### Set problem
Give back exactly the lines that run from the line containing "Read out every word on this page." through the end of the listing below. Leave out every other line.

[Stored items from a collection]
* Begin *

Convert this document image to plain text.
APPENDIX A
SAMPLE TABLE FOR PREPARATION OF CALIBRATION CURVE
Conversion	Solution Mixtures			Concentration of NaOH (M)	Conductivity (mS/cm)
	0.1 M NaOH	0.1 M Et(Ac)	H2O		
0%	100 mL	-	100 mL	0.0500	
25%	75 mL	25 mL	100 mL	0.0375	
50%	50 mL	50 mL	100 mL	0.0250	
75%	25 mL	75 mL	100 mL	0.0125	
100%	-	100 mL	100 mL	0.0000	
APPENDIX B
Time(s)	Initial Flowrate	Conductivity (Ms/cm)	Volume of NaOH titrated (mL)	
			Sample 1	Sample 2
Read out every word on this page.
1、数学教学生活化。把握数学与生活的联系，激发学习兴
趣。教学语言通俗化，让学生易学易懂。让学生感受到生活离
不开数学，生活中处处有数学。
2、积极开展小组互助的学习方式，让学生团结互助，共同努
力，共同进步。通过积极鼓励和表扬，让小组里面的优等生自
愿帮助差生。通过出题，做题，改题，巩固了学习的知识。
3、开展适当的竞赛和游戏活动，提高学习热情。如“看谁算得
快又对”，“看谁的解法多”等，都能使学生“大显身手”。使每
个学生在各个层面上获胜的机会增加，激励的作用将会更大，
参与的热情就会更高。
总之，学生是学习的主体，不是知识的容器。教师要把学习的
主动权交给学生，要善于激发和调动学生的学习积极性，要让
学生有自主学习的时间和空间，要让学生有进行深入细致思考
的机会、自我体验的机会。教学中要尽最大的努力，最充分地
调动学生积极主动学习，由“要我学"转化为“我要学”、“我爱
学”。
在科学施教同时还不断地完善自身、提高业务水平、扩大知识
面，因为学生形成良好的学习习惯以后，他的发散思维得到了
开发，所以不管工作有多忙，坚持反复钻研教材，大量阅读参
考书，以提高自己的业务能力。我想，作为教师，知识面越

* End *

### Task answer
Read out every word on this page.
1、数学教学生活化。把握数学与生活的联系，激发学习兴
趣。教学语言通俗化，让学生易学易懂。让学生感受到生活离
不开数学，生活中处处有数学。
2、积极开展小组互助的学习方式，让学生团结互助，共同努
力，共同进步。通过积极鼓励和表扬，让小组里面的优等生自
愿帮助差生。通过出题，做题，改题，巩固了学习的知识。
3、开展适当的竞赛和游戏活动，提高学习热情。如“看谁算得
快又对”，“看谁的解法多”等，都能使学生“大显身手”。使每
个学生在各个层面上获胜的机会增加，激励的作用将会更大，
参与的热情就会更高。
总之，学生是学习的主体，不是知识的容器。教师要把学习的
主动权交给学生，要善于激发和调动学生的学习积极性，要让
学生有自主学习的时间和空间，要让学生有进行深入细致思考
的机会、自我体验的机会。教学中要尽最大的努力，最充分地
调动学生积极主动学习，由“要我学"转化为“我要学”、“我爱
学”。
在科学施教同时还不断地完善自身、提高业务水平、扩大知识
面，因为学生形成良好的学习习惯以后，他的发散思维得到了
开发，所以不管工作有多忙，坚持反复钻研教材，大量阅读参
考书，以提高自己的业务能力。我想，作为教师，知识面越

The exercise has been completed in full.